** START **
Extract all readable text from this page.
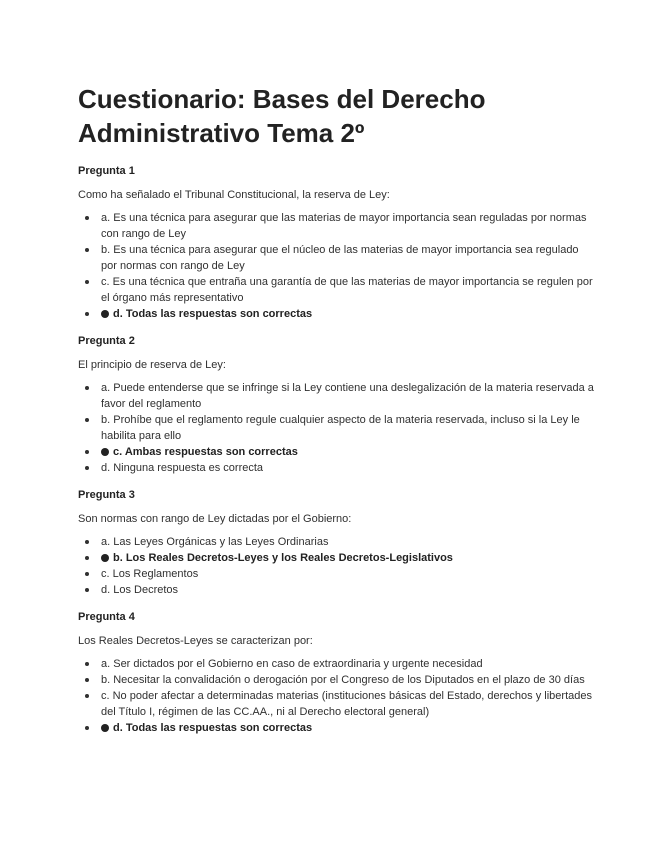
Cuestionario: Bases del Derecho Administrativo Tema 2º
Pregunta 1
Como ha señalado el Tribunal Constitucional, la reserva de Ley:
a. Es una técnica para asegurar que las materias de mayor importancia sean reguladas por normas con rango de Ley
b. Es una técnica para asegurar que el núcleo de las materias de mayor importancia sea regulado por normas con rango de Ley
c. Es una técnica que entraña una garantía de que las materias de mayor importancia se regulen por el órgano más representativo
d. Todas las respuestas son correctas
Pregunta 2
El principio de reserva de Ley:
a. Puede entenderse que se infringe si la Ley contiene una deslegalización de la materia reservada a favor del reglamento
b. Prohíbe que el reglamento regule cualquier aspecto de la materia reservada, incluso si la Ley le habilita para ello
c. Ambas respuestas son correctas
d. Ninguna respuesta es correcta
Pregunta 3
Son normas con rango de Ley dictadas por el Gobierno:
a. Las Leyes Orgánicas y las Leyes Ordinarias
b. Los Reales Decretos-Leyes y los Reales Decretos-Legislativos
c. Los Reglamentos
d. Los Decretos
Pregunta 4
Los Reales Decretos-Leyes se caracterizan por:
a. Ser dictados por el Gobierno en caso de extraordinaria y urgente necesidad
b. Necesitar la convalidación o derogación por el Congreso de los Diputados en el plazo de 30 días
c. No poder afectar a determinadas materias (instituciones básicas del Estado, derechos y libertades del Título I, régimen de las CC.AA., ni al Derecho electoral general)
d. Todas las respuestas son correctas
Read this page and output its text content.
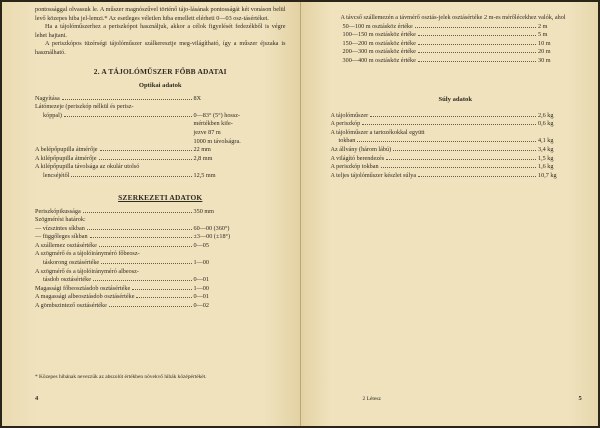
pontossággal olvassuk le. A műszer magnószűvel történő tájo-lásának pontosságát két vonáson belül levő közepes hiba jel-lemzi.* Az esetleges véletlen hiba emellett elérheti 0—03 osz-tásértéket.

Ha a tájolóműszerhez a periszkópot használjuk, akkor a célok figyelését fedezékből is végre lehet hajtani.

A periszkópos tüzérségi tájolóműszer szálkeresztje meg-világítható, így a műszer éjszaka is használható.

2. A TÁJOLÓMŰSZER FŐBB ADATAI
Optikai adatok
Nagyítása	8X
Látómezeje (periszkóp nélkül és perisz-
kóppal)	0—83° (5°) hossz-
mértékben kife-
jezve 87 m
1000 m távolságra.
A belépőpupilla átmérője	22 mm
A kilépőpupilla átmérője	2,8 mm
A kilépőpupilla távolsága az okulár utolsó
lencséjétől	12,5 mm
SZERKEZETI ADATOK
Periszkópikussága	350 mm
Szögmérési határok:
— vízszintes síkban	60—00 (360°)
— függőleges síkban	±3—00 (±18°)
A szállemez osztásértéke	0—05
A szögmérő és a tájolóirányméró főbeosz-
táskorong osztásértéke	1—00
A szögmérő és a tájolóirányméró albeosz-
tásdob osztásértéke	0—01
Magassági főbeosztásdob osztásértéke	1—00
A magassági albeosztásdob osztásértéke	0—01
A gömbszintező osztásértéke	0—02
* Közepes hibának nevezzük az abszolút értékben növekvő hibák középértékét.
4

A távcső szállemezén a távmérő osztás-jelek osztásértéke 2 m-es mérőlécekhez valók, ahol

50—100 m osztásköz értéke	2 m
100—150 m osztásköz értéke	5 m
150—200 m osztásköz értéke	10 m
200—300 m osztásköz értéke	20 m
300—400 m osztásköz értéke	30 m
Súly adatok
A tájolóműszer	2,6 kg
A periszkóp	0,6 kg
A tájolóműszer a tartozékokkal együtt
tokban	4,1 kg
Az állvány (három lábú)	3,4 kg
A világító berendezés	1,5 kg
A periszkóp tokban	1,6 kg
A teljes tájolóműszer készlet súlya	10,7 kg
2 Létesz	5
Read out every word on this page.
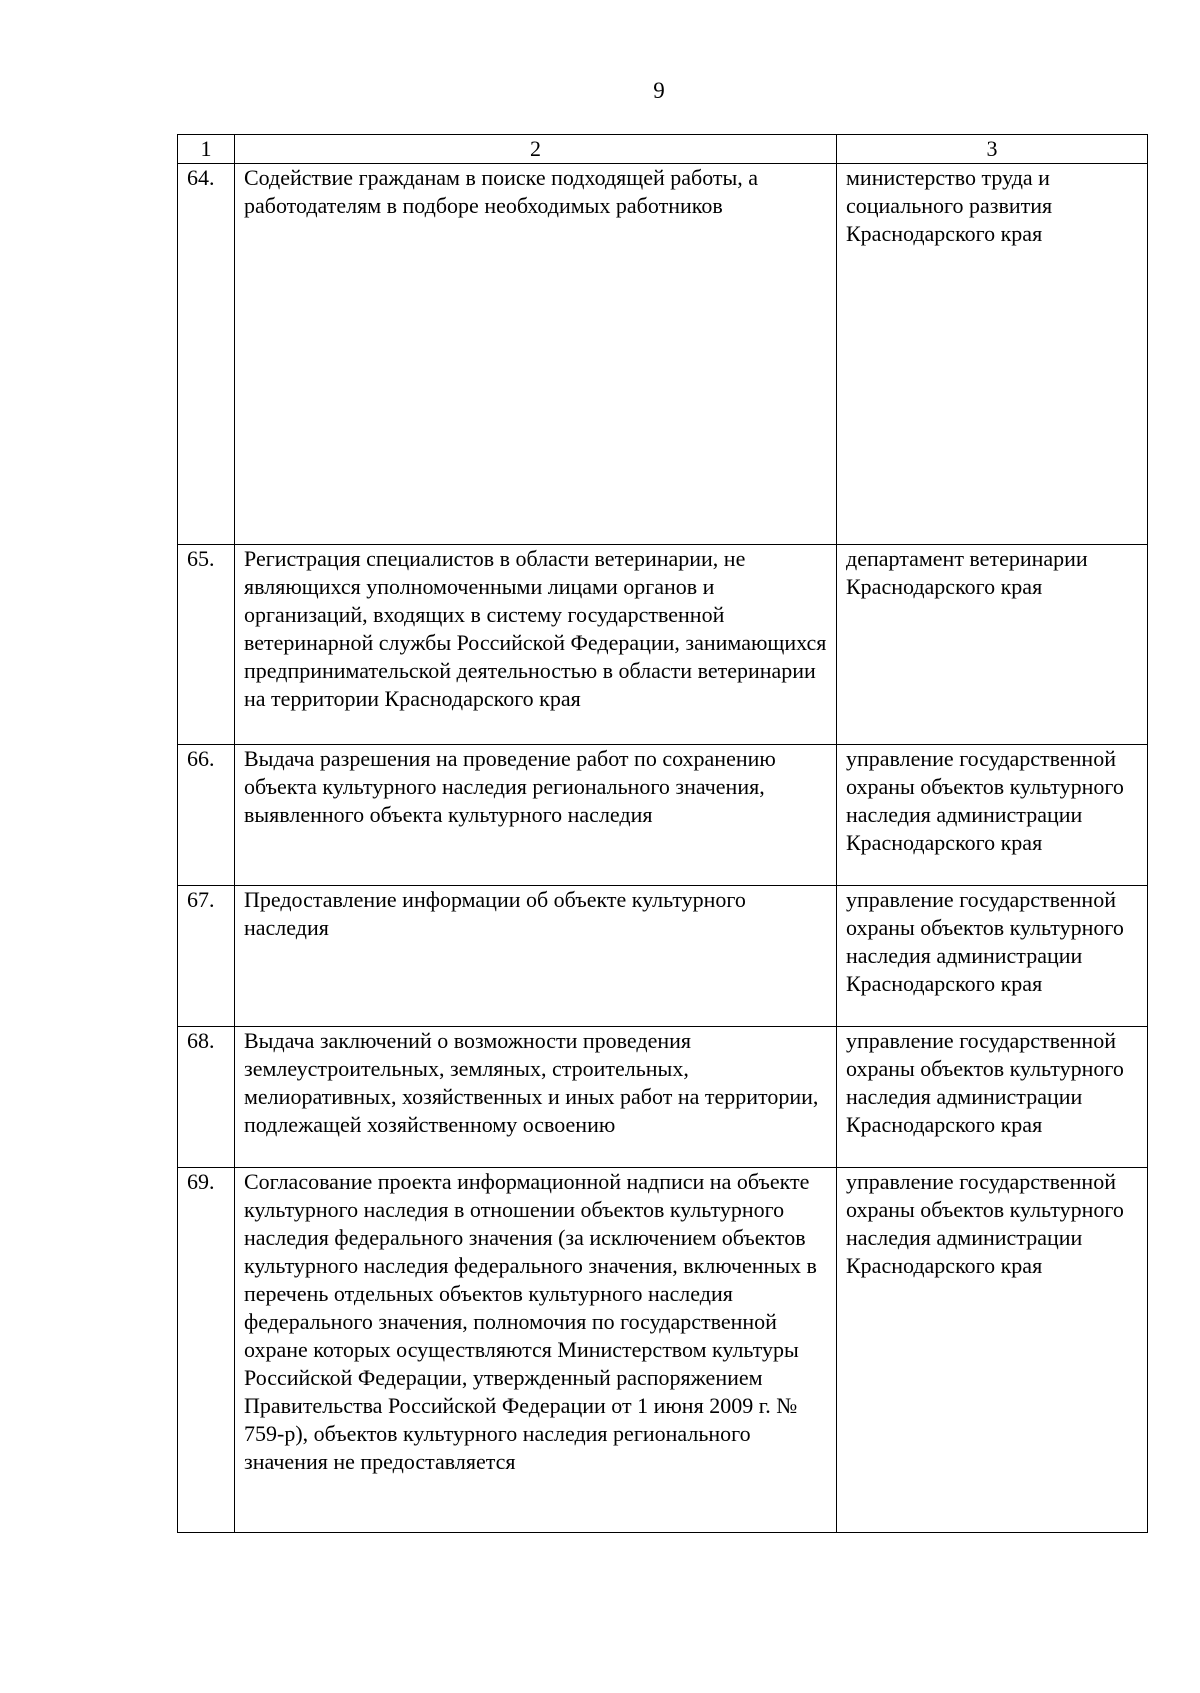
9
1	2	3
64.	Содействие гражданам в поиске подходящей работы, а работодателям в подборе необходимых работников	министерство труда и социального развития Краснодарского края
65.	Регистрация специалистов в области ветеринарии, не являющихся уполномоченными лицами органов и организаций, входящих в систему государственной ветеринарной службы Российской Федерации, занимающихся предпринимательской деятельностью в области ветеринарии на территории Краснодарского края	департамент ветеринарии Краснодарского края
66.	Выдача разрешения на проведение работ по сохранению объекта культурного наследия регионального значения, выявленного объекта культурного наследия	управление государственной охраны объектов культурного наследия администрации Краснодарского края
67.	Предоставление информации об объекте культурного наследия	управление государственной охраны объектов культурного наследия администрации Краснодарского края
68.	Выдача заключений о возможности проведения землеустроительных, земляных, строительных, мелиоративных, хозяйственных и иных работ на территории, подлежащей хозяйственному освоению	управление государственной охраны объектов культурного наследия администрации Краснодарского края
69.	Согласование проекта информационной надписи на объекте культурного наследия в отношении объектов культурного наследия федерального значения (за исключением объектов культурного наследия федерального значения, включенных в перечень отдельных объектов культурного наследия федерального значения, полномочия по государственной охране которых осуществляются Министерством культуры Российской Федерации, утвержденный распоряжением Правительства Российской Федерации от 1 июня 2009 г. № 759-р), объектов культурного наследия регионального значения не предоставляется	управление государственной охраны объектов культурного наследия администрации Краснодарского края
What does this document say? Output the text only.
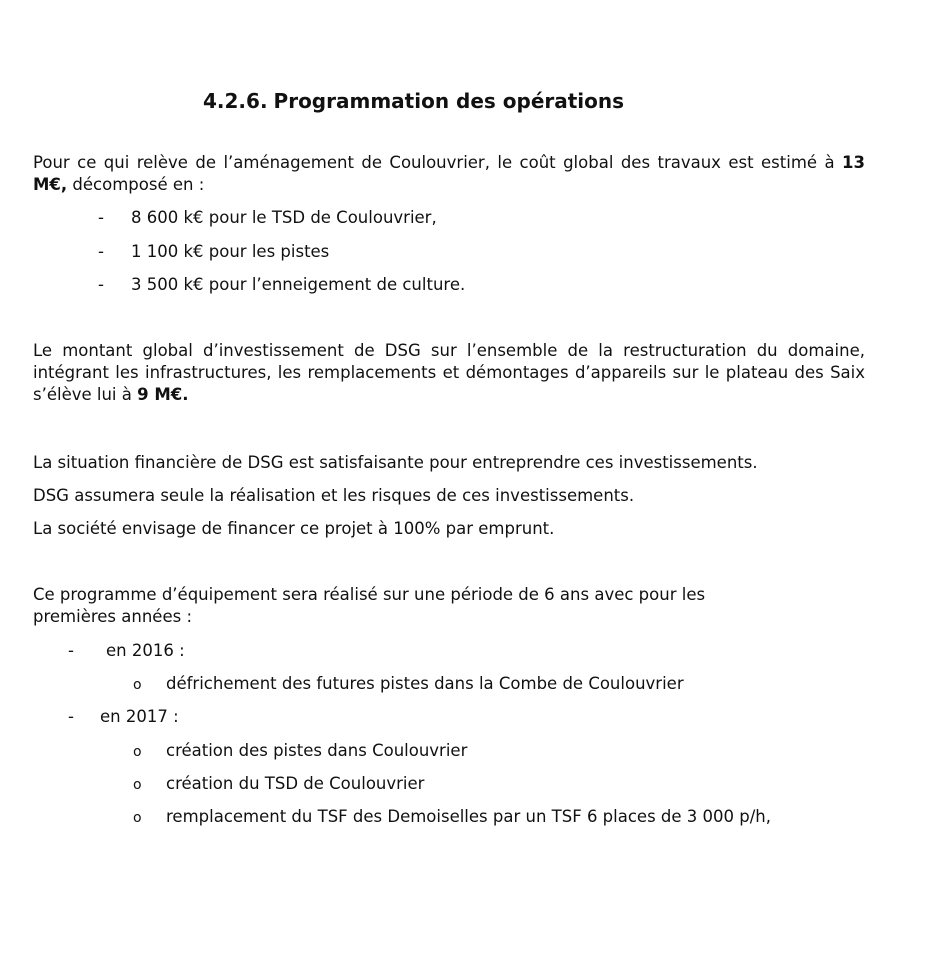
4.2.6. Programmation des opérations
Pour ce qui relève de l’aménagement de Coulouvrier, le coût global des travaux est estimé à 13 M€, décomposé en :
- 8 600 k€ pour le TSD de Coulouvrier,
- 1 100 k€ pour les pistes
- 3 500 k€ pour l’enneigement de culture.
Le montant global d’investissement de DSG sur l’ensemble de la restructuration du domaine, intégrant les infrastructures, les remplacements et démontages d’appareils sur le plateau des Saix s’élève lui à 9 M€.
La situation financière de DSG est satisfaisante pour entreprendre ces investissements.
DSG assumera seule la réalisation et les risques de ces investissements.
La société envisage de financer ce projet à 100% par emprunt.
Ce programme d’équipement sera réalisé sur une période de 6 ans avec pour les premières années :
- en 2016 :
o défrichement des futures pistes dans la Combe de Coulouvrier
- en 2017 :
o création des pistes dans Coulouvrier
o création du TSD de Coulouvrier
o remplacement du TSF des Demoiselles par un TSF 6 places de 3 000 p/h,
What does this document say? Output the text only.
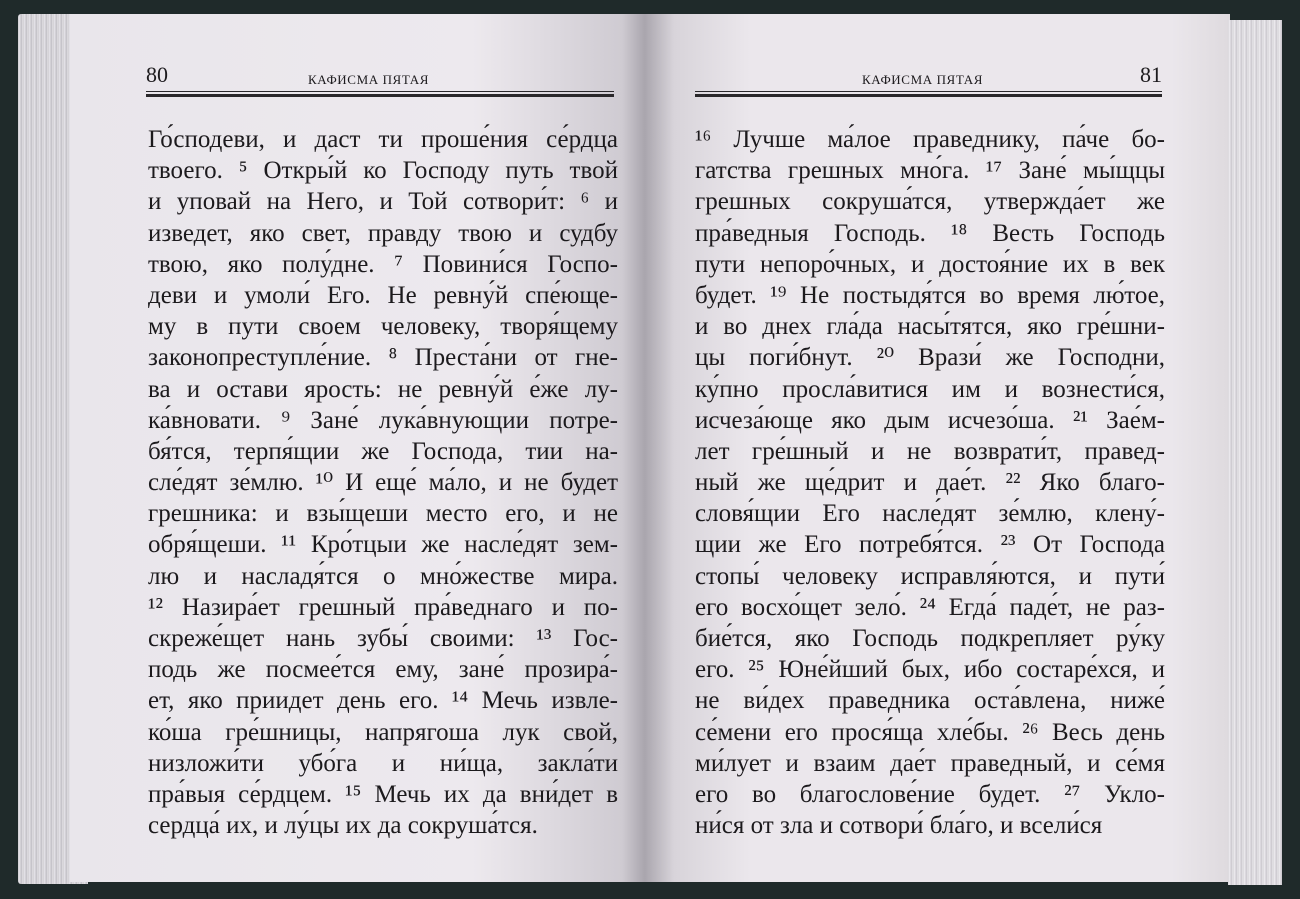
80	КАФИСМА ПЯТАЯ
Го́сподеви, и даст ти проше́ния се́рдца
твоего. ⁵ Откры́й ко Господу путь твой
и уповай на Него, и Той сотвори́т: ⁶ и
изведет, яко свет, правду твою и судбу
твою, яко полу́дне. ⁷ Повини́ся Госпо-
деви и умоли́ Его. Не ревну́й спе́юще-
му в пути своем человеку, творя́щему
законопреступле́ние. ⁸ Преста́ни от гне-
ва и остави ярость: не ревну́й е́же лу-
ка́вновати. ⁹ Зане́ лука́внующии потре-
бя́тся, терпя́щии же Господа, тии на-
сле́дят зе́млю. ¹⁰ И еще́ ма́ло, и не будет
грешника: и взы́щеши место его, и не
обря́щеши. ¹¹ Кро́тцыи же насле́дят зем-
лю и насладя́тся о мно́жестве мира.
¹² Назира́ет грешный пра́веднаго и по-
скреже́щет нань зубы́ своими: ¹³ Гос-
подь же посмее́тся ему, зане́ прозира́-
ет, яко приидет день его. ¹⁴ Мечь извле-
ко́ша гре́шницы, напрягоша лук свой,
низложи́ти убо́га и ни́ща, закла́ти
пра́выя се́рдцем. ¹⁵ Мечь их да вни́дет в
сердца́ их, и лу́цы их да сокруша́тся.
КАФИСМА ПЯТАЯ	81
¹⁶ Лучше ма́лое праведнику, па́че бо-
гатства грешных мно́га. ¹⁷ Зане́ мы́щцы
грешных сокруша́тся, утвержда́ет же
пра́ведныя Господь. ¹⁸ Весть Господь
пути непоро́чных, и достоя́ние их в век
будет. ¹⁹ Не постыдя́тся во время лю́тое,
и во днех гла́да насы́тятся, яко гре́шни-
цы поги́бнут. ²⁰ Врази́ же Господни,
ку́пно просла́витися им и вознести́ся,
исчеза́юще яко дым исчезо́ша. ²¹ Зае́м-
лет гре́шный и не возврати́т, правед-
ный же ще́дрит и дае́т. ²² Яко благо-
словя́щии Его насле́дят зе́млю, клену́-
щии же Его потребя́тся. ²³ От Господа
стопы́ человеку исправля́ются, и пути́
его восхо́щет зело́. ²⁴ Егда́ паде́т, не раз-
бие́тся, яко Господь подкрепляет ру́ку
его. ²⁵ Юне́йший бых, ибо состаре́хся, и
не ви́дех праведника оста́влена, ниже́
се́мени его прося́ща хле́бы. ²⁶ Весь день
ми́лует и взаим дае́т праведный, и се́мя
его во благослове́ние будет. ²⁷ Укло-
ни́ся от зла и сотвори́ бла́го, и всели́ся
** END **
Aim:
Provide the number of lines in the data above that contain the string "Господь", and nothing else.

Response below:
2